What to produce: Omit all pictures, then retype the data exactly as given.

Available data:
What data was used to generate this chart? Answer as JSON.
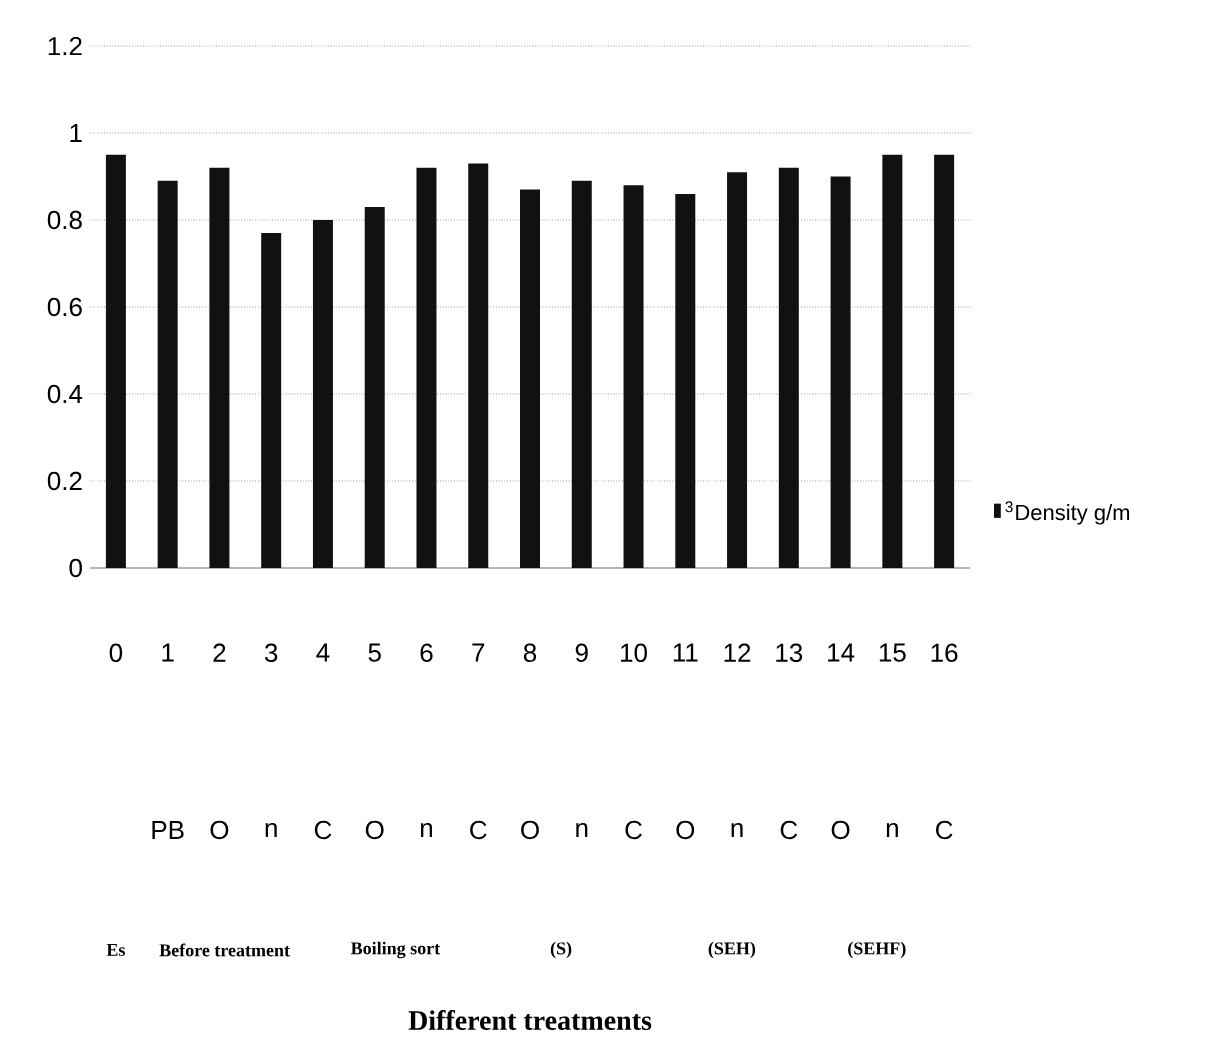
{
  "chart_data": {
    "type": "bar",
    "categories": [
      "0",
      "1",
      "2",
      "3",
      "4",
      "5",
      "6",
      "7",
      "8",
      "9",
      "10",
      "11",
      "12",
      "13",
      "14",
      "15",
      "16"
    ],
    "series": [
      {
        "name": "$^{3}$Density g/m",
        "color": "#111111",
        "values": [
          0.95,
          0.89,
          0.92,
          0.77,
          0.8,
          0.83,
          0.92,
          0.93,
          0.87,
          0.89,
          0.88,
          0.86,
          0.91,
          0.92,
          0.9,
          0.95,
          0.95
        ]
      }
    ],
    "ylim": [
      0,
      1.2
    ],
    "yticks": [
      0,
      0.2,
      0.4,
      0.6,
      0.8,
      1,
      1.2
    ],
    "grid": "y",
    "legend": "right",
    "annotations": [
      "PB",
      "O",
      "n",
      "C",
      "O",
      "n",
      "C",
      "O",
      "n",
      "C",
      "O",
      "n",
      "C",
      "O",
      "n",
      "C",
      "Es",
      "Before treatment",
      "Boiling sort",
      "(S)",
      "(SEH)",
      "(SEHF)",
      "Different treatments"
    ]
  }
}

Correct answer:
What data was used to generate this chart? Answer as JSON.
{
  "chart_data": {
    "type": "bar",
    "categories": [
      "0",
      "1",
      "2",
      "3",
      "4",
      "5",
      "6",
      "7",
      "8",
      "9",
      "10",
      "11",
      "12",
      "13",
      "14",
      "15",
      "16"
    ],
    "series": [
      {
        "name": "$^{3}$Density g/m",
        "color": "#111111",
        "values": [
          0.95,
          0.89,
          0.92,
          0.77,
          0.8,
          0.83,
          0.92,
          0.93,
          0.87,
          0.89,
          0.88,
          0.86,
          0.91,
          0.92,
          0.9,
          0.95,
          0.95
        ]
      }
    ],
    "ylim": [
      0,
      1.2
    ],
    "yticks": [
      0,
      0.2,
      0.4,
      0.6,
      0.8,
      1,
      1.2
    ],
    "grid": "y",
    "legend": "right",
    "annotations": [
      "PB",
      "O",
      "n",
      "C",
      "O",
      "n",
      "C",
      "O",
      "n",
      "C",
      "O",
      "n",
      "C",
      "O",
      "n",
      "C",
      "Es",
      "Before treatment",
      "Boiling sort",
      "(S)",
      "(SEH)",
      "(SEHF)",
      "Different treatments"
    ]
  }
}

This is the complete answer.